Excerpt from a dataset
* start *

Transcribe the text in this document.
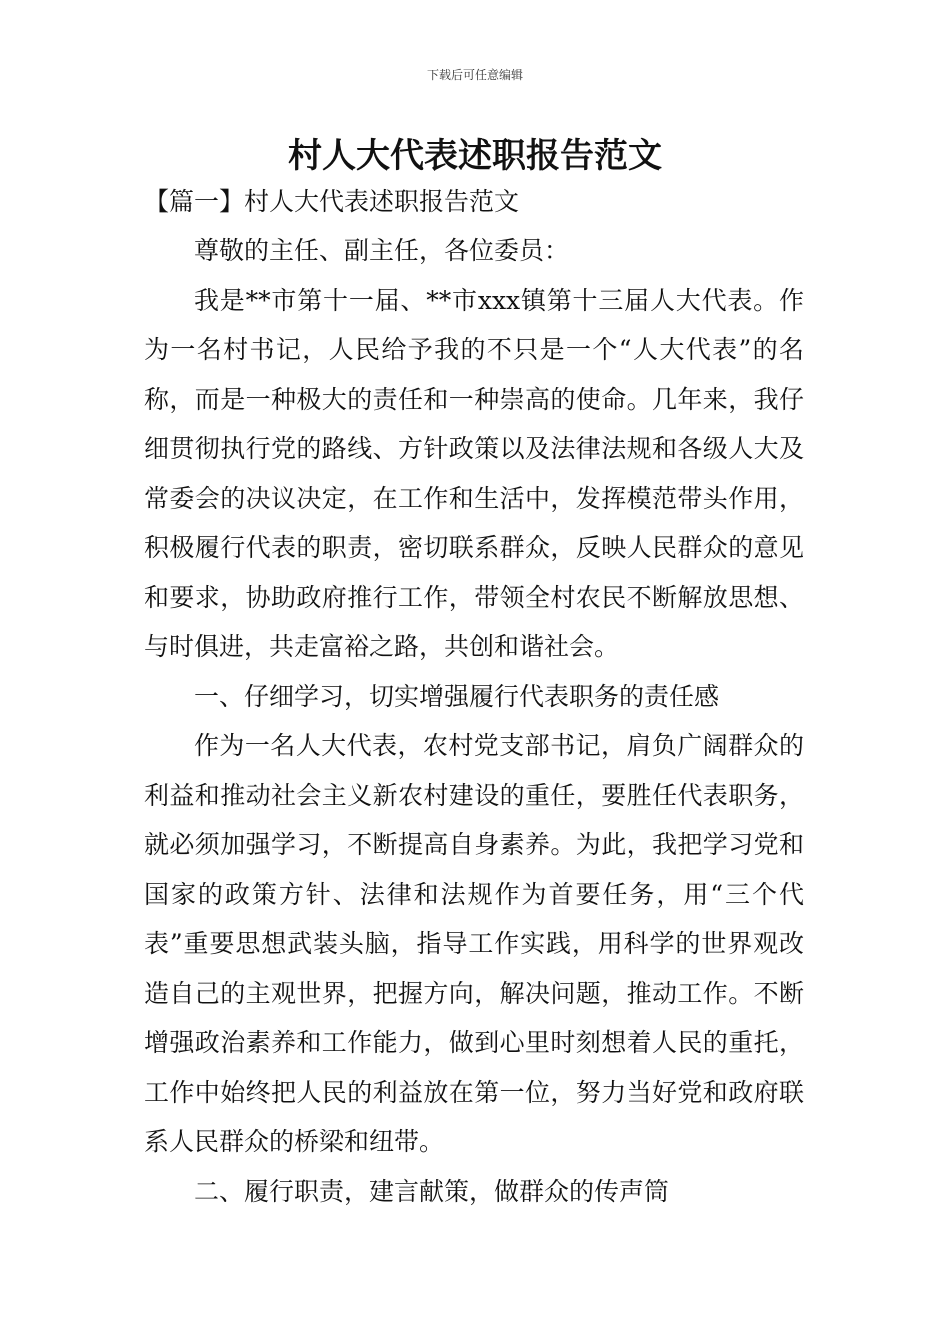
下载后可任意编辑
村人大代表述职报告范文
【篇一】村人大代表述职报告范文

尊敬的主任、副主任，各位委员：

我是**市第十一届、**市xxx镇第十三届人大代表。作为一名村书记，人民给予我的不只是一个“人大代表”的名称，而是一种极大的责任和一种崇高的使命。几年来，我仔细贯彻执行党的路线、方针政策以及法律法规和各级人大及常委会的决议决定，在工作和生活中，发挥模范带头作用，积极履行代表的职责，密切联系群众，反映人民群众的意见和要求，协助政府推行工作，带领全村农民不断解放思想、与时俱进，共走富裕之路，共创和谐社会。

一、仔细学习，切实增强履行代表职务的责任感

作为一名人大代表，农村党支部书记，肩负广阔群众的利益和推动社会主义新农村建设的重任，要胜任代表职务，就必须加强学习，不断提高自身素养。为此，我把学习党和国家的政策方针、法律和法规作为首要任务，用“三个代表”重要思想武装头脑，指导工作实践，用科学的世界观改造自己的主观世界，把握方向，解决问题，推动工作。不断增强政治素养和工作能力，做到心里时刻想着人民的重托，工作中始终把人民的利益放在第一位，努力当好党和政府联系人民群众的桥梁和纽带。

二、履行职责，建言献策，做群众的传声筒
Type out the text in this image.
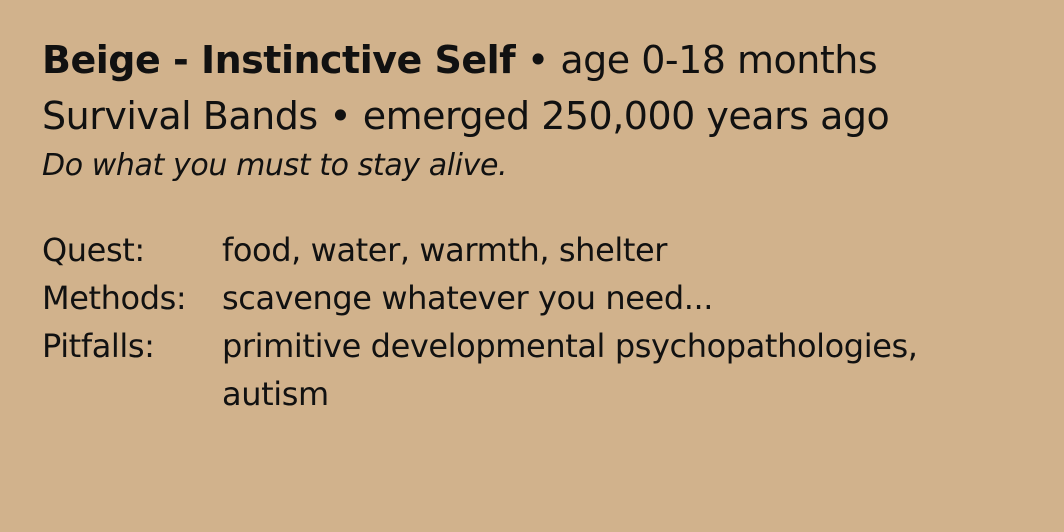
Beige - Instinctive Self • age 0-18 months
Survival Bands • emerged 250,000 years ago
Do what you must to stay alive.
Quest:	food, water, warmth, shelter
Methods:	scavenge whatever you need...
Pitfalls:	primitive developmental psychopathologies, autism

* end *

→ **PROBLEM TO WORK ON**
Send back the data above word for word, with the pictures left out.

→ **EXERCISE RESULT**
Transcribe the text in this document.
下载后可任意编辑
村人大代表述职报告范文
【篇一】村人大代表述职报告范文

尊敬的主任、副主任，各位委员：

我是**市第十一届、**市xxx镇第十三届人大代表。作为一名村书记，人民给予我的不只是一个“人大代表”的名称，而是一种极大的责任和一种崇高的使命。几年来，我仔细贯彻执行党的路线、方针政策以及法律法规和各级人大及常委会的决议决定，在工作和生活中，发挥模范带头作用，积极履行代表的职责，密切联系群众，反映人民群众的意见和要求，协助政府推行工作，带领全村农民不断解放思想、与时俱进，共走富裕之路，共创和谐社会。

一、仔细学习，切实增强履行代表职务的责任感

作为一名人大代表，农村党支部书记，肩负广阔群众的利益和推动社会主义新农村建设的重任，要胜任代表职务，就必须加强学习，不断提高自身素养。为此，我把学习党和国家的政策方针、法律和法规作为首要任务，用“三个代表”重要思想武装头脑，指导工作实践，用科学的世界观改造自己的主观世界，把握方向，解决问题，推动工作。不断增强政治素养和工作能力，做到心里时刻想着人民的重托，工作中始终把人民的利益放在第一位，努力当好党和政府联系人民群众的桥梁和纽带。

二、履行职责，建言献策，做群众的传声筒
Type out the text in this image.
Beige - Instinctive Self • age 0-18 months
Survival Bands • emerged 250,000 years ago
Do what you must to stay alive.
Quest:	food, water, warmth, shelter
Methods:	scavenge whatever you need...
Pitfalls:	primitive developmental psychopathologies, autism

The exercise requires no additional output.